* _Supplied data_
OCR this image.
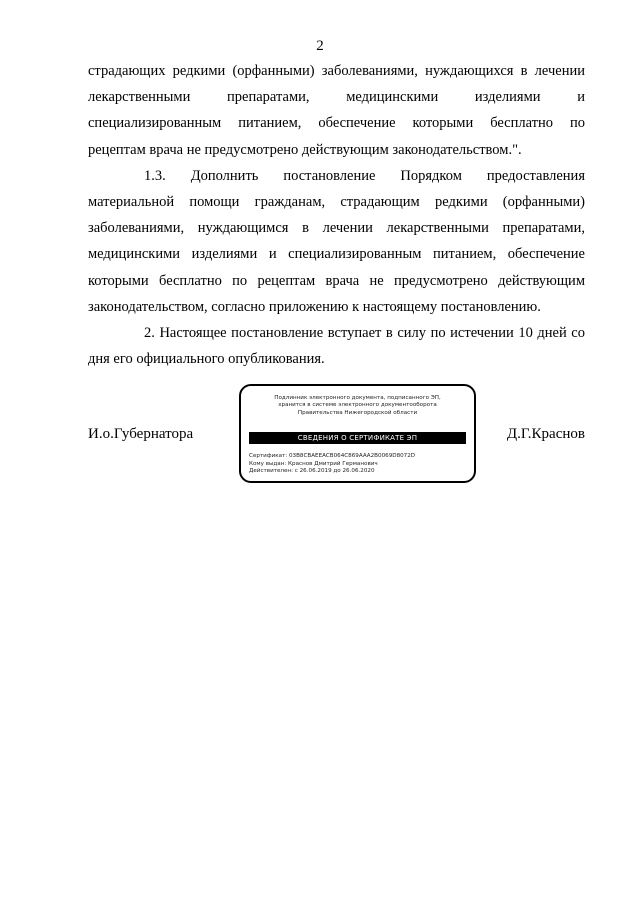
2

страдающих редкими (орфанными) заболеваниями, нуждающихся в лечении
лекарственными препаратами, медицинскими изделиями и
специализированным питанием, обеспечение которыми бесплатно по
рецептам врача не предусмотрено действующим законодательством.".

1.3. Дополнить постановление Порядком предоставления
материальной помощи гражданам, страдающим редкими (орфанными)
заболеваниями, нуждающимся в лечении лекарственными препаратами,
медицинскими изделиями и специализированным питанием, обеспечение
которыми бесплатно по рецептам врача не предусмотрено действующим
законодательством, согласно приложению к настоящему постановлению.

2. Настоящее постановление вступает в силу по истечении 10 дней со
дня его официального опубликования.

И.о.Губернатора
Подлинник электронного документа, подписанного ЭП,
хранится в системе электронного документооборота
Правительства Нижегородской области
СВЕДЕНИЯ О СЕРТИФИКАТЕ ЭП
Сертификат: 03B8CBAEEACB064C869AAA2B0069D8072D
Кому выдан: Краснов Дмитрий Германович
Действителен: с 26.06.2019 до 26.06.2020
Д.Г.Краснов
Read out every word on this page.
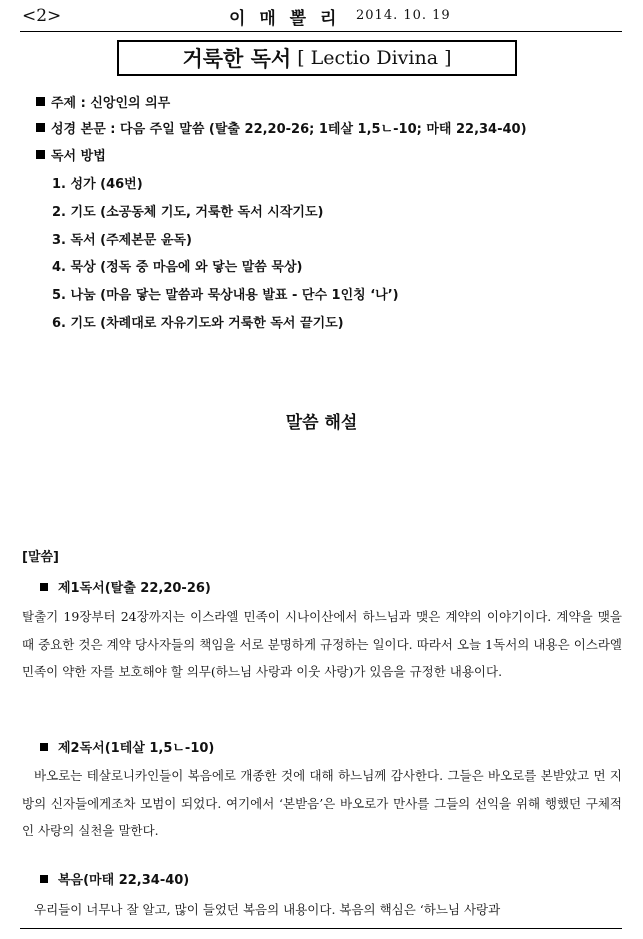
<2>	이 매 뽈 리 2014. 10. 19
거룩한 독서 [ Lectio Divina ]
주제 : 신앙인의 의무
성경 본문 : 다음 주일 말씀 (탈출 22,20-26; 1테살 1,5ㄴ-10; 마태 22,34-40)
독서 방법
1. 성가 (46번)
2. 기도 (소공동체 기도, 거룩한 독서 시작기도)
3. 독서 (주제본문 윤독)
4. 묵상 (정독 중 마음에 와 닿는 말씀 묵상)
5. 나눔 (마음 닿는 말씀과 묵상내용 발표 - 단수 1인칭 ‘나’)
6. 기도 (차례대로 자유기도와 거룩한 독서 끝기도)
말씀 해설
[말씀]
제1독서(탈출 22,20-26)
탈출기 19장부터 24장까지는 이스라엘 민족이 시나이산에서 하느님과 맺은 계약의 이야기이다. 계약을 맺을 때 중요한 것은 계약 당사자들의 책임을 서로 분명하게 규정하는 일이다. 따라서 오늘 1독서의 내용은 이스라엘 민족이 약한 자를 보호해야 할 의무(하느님 사랑과 이웃 사랑)가 있음을 규정한 내용이다.
제2독서(1테살 1,5ㄴ-10)
바오로는 테살로니카인들이 복음에로 개종한 것에 대해 하느님께 감사한다. 그들은 바오로를 본받았고 먼 지방의 신자들에게조차 모범이 되었다. 여기에서 ‘본받음’은 바오로가 만사를 그들의 선익을 위해 행했던 구체적인 사랑의 실천을 말한다.
복음(마태 22,34-40)
우리들이 너무나 잘 알고, 많이 들었던 복음의 내용이다. 복음의 핵심은 ‘하느님 사랑과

* _Goal_
Write out all the records again, exactly, minus any pictures.

* _Task answer_
OCR this image.
2

страдающих редкими (орфанными) заболеваниями, нуждающихся в лечении
лекарственными препаратами, медицинскими изделиями и
специализированным питанием, обеспечение которыми бесплатно по
рецептам врача не предусмотрено действующим законодательством.".

1.3. Дополнить постановление Порядком предоставления
материальной помощи гражданам, страдающим редкими (орфанными)
заболеваниями, нуждающимся в лечении лекарственными препаратами,
медицинскими изделиями и специализированным питанием, обеспечение
которыми бесплатно по рецептам врача не предусмотрено действующим
законодательством, согласно приложению к настоящему постановлению.

2. Настоящее постановление вступает в силу по истечении 10 дней со
дня его официального опубликования.

И.о.Губернатора
Подлинник электронного документа, подписанного ЭП,
хранится в системе электронного документооборота
Правительства Нижегородской области
СВЕДЕНИЯ О СЕРТИФИКАТЕ ЭП
Сертификат: 03B8CBAEEACB064C869AAA2B0069D8072D
Кому выдан: Краснов Дмитрий Германович
Действителен: с 26.06.2019 до 26.06.2020
Д.Г.Краснов
Read out every word on this page.
<2>	이 매 뽈 리 2014. 10. 19
거룩한 독서 [ Lectio Divina ]
주제 : 신앙인의 의무
성경 본문 : 다음 주일 말씀 (탈출 22,20-26; 1테살 1,5ㄴ-10; 마태 22,34-40)
독서 방법
1. 성가 (46번)
2. 기도 (소공동체 기도, 거룩한 독서 시작기도)
3. 독서 (주제본문 윤독)
4. 묵상 (정독 중 마음에 와 닿는 말씀 묵상)
5. 나눔 (마음 닿는 말씀과 묵상내용 발표 - 단수 1인칭 ‘나’)
6. 기도 (차례대로 자유기도와 거룩한 독서 끝기도)
말씀 해설
[말씀]
제1독서(탈출 22,20-26)
탈출기 19장부터 24장까지는 이스라엘 민족이 시나이산에서 하느님과 맺은 계약의 이야기이다. 계약을 맺을 때 중요한 것은 계약 당사자들의 책임을 서로 분명하게 규정하는 일이다. 따라서 오늘 1독서의 내용은 이스라엘 민족이 약한 자를 보호해야 할 의무(하느님 사랑과 이웃 사랑)가 있음을 규정한 내용이다.
제2독서(1테살 1,5ㄴ-10)
바오로는 테살로니카인들이 복음에로 개종한 것에 대해 하느님께 감사한다. 그들은 바오로를 본받았고 먼 지방의 신자들에게조차 모범이 되었다. 여기에서 ‘본받음’은 바오로가 만사를 그들의 선익을 위해 행했던 구체적인 사랑의 실천을 말한다.
복음(마태 22,34-40)
우리들이 너무나 잘 알고, 많이 들었던 복음의 내용이다. 복음의 핵심은 ‘하느님 사랑과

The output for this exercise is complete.